## Required task
Return each line holding the string "September".

— start of Data provided —

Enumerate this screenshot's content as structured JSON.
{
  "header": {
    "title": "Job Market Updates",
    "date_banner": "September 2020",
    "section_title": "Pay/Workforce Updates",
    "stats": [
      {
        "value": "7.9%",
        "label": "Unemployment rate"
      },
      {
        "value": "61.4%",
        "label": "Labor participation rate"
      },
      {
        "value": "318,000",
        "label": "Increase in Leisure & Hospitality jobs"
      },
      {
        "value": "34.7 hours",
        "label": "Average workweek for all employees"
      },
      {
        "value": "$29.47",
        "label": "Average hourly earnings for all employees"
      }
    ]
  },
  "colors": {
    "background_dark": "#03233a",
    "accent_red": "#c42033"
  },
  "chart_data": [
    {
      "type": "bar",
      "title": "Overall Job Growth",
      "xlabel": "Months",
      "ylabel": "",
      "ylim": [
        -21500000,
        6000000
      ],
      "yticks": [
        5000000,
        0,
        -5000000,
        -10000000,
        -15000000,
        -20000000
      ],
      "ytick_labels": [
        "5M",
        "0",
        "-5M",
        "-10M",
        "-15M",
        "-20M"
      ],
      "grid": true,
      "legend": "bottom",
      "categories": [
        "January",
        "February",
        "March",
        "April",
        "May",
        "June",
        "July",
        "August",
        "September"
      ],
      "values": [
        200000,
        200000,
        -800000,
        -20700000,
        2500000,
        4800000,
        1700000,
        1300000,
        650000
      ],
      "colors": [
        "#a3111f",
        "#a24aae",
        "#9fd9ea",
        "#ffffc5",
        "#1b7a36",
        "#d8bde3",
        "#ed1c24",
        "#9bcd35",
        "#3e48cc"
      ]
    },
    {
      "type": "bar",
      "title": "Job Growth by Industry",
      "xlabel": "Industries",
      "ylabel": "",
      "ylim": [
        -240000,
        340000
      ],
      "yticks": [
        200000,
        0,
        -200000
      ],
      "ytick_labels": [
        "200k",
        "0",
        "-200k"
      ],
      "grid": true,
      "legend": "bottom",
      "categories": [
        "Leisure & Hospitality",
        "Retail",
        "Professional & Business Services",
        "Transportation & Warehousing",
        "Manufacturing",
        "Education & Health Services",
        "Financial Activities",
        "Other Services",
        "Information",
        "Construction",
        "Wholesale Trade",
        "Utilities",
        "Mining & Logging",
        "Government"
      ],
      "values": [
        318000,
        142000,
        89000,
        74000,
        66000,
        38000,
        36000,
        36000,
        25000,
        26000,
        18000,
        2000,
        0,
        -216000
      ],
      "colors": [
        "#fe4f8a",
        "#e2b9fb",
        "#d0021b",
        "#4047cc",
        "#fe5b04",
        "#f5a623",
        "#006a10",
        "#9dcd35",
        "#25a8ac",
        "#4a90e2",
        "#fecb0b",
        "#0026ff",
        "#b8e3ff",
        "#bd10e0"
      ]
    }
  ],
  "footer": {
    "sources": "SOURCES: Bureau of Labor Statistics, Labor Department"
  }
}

— end of Data provided —

## The reply
    "date_banner": "September 2020",
        "September"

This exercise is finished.